+++ DATASET RECORDS +++
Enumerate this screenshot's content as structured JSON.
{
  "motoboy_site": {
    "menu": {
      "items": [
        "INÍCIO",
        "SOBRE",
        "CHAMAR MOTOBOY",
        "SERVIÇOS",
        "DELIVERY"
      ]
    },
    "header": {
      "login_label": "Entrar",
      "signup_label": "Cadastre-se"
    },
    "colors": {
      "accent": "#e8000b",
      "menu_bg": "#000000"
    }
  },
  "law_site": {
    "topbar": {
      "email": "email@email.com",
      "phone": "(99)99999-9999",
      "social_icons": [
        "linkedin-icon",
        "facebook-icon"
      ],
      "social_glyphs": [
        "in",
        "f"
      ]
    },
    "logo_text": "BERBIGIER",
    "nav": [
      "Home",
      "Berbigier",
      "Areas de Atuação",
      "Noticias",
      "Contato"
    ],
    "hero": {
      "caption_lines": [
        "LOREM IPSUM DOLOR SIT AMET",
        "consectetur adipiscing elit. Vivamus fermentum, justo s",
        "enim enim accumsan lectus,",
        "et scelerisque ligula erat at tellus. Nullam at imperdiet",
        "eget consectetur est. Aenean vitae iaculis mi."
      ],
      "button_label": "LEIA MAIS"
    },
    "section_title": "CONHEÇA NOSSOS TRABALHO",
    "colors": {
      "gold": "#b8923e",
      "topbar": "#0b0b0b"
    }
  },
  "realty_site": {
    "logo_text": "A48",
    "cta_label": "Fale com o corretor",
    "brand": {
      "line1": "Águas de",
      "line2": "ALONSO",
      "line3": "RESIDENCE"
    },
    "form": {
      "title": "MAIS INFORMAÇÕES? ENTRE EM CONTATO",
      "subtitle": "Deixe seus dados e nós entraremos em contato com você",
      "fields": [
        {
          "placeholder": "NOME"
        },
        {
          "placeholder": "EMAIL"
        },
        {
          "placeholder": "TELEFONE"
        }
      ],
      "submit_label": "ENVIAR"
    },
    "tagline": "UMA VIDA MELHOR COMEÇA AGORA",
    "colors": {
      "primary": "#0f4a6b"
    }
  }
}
+++
> **SET PROBLEM**: Extract the listing in its entirety, matching it exactly.

> **ANSWER TO THIS EXERCISE**:
Enumerate this screenshot's content as structured JSON.
{
  "motoboy_site": {
    "menu": {
      "items": [
        "INÍCIO",
        "SOBRE",
        "CHAMAR MOTOBOY",
        "SERVIÇOS",
        "DELIVERY"
      ]
    },
    "header": {
      "login_label": "Entrar",
      "signup_label": "Cadastre-se"
    },
    "colors": {
      "accent": "#e8000b",
      "menu_bg": "#000000"
    }
  },
  "law_site": {
    "topbar": {
      "email": "email@email.com",
      "phone": "(99)99999-9999",
      "social_icons": [
        "linkedin-icon",
        "facebook-icon"
      ],
      "social_glyphs": [
        "in",
        "f"
      ]
    },
    "logo_text": "BERBIGIER",
    "nav": [
      "Home",
      "Berbigier",
      "Areas de Atuação",
      "Noticias",
      "Contato"
    ],
    "hero": {
      "caption_lines": [
        "LOREM IPSUM DOLOR SIT AMET",
        "consectetur adipiscing elit. Vivamus fermentum, justo s",
        "enim enim accumsan lectus,",
        "et scelerisque ligula erat at tellus. Nullam at imperdiet",
        "eget consectetur est. Aenean vitae iaculis mi."
      ],
      "button_label": "LEIA MAIS"
    },
    "section_title": "CONHEÇA NOSSOS TRABALHO",
    "colors": {
      "gold": "#b8923e",
      "topbar": "#0b0b0b"
    }
  },
  "realty_site": {
    "logo_text": "A48",
    "cta_label": "Fale com o corretor",
    "brand": {
      "line1": "Águas de",
      "line2": "ALONSO",
      "line3": "RESIDENCE"
    },
    "form": {
      "title": "MAIS INFORMAÇÕES? ENTRE EM CONTATO",
      "subtitle": "Deixe seus dados e nós entraremos em contato com você",
      "fields": [
        {
          "placeholder": "NOME"
        },
        {
          "placeholder": "EMAIL"
        },
        {
          "placeholder": "TELEFONE"
        }
      ],
      "submit_label": "ENVIAR"
    },
    "tagline": "UMA VIDA MELHOR COMEÇA AGORA",
    "colors": {
      "primary": "#0f4a6b"
    }
  }
}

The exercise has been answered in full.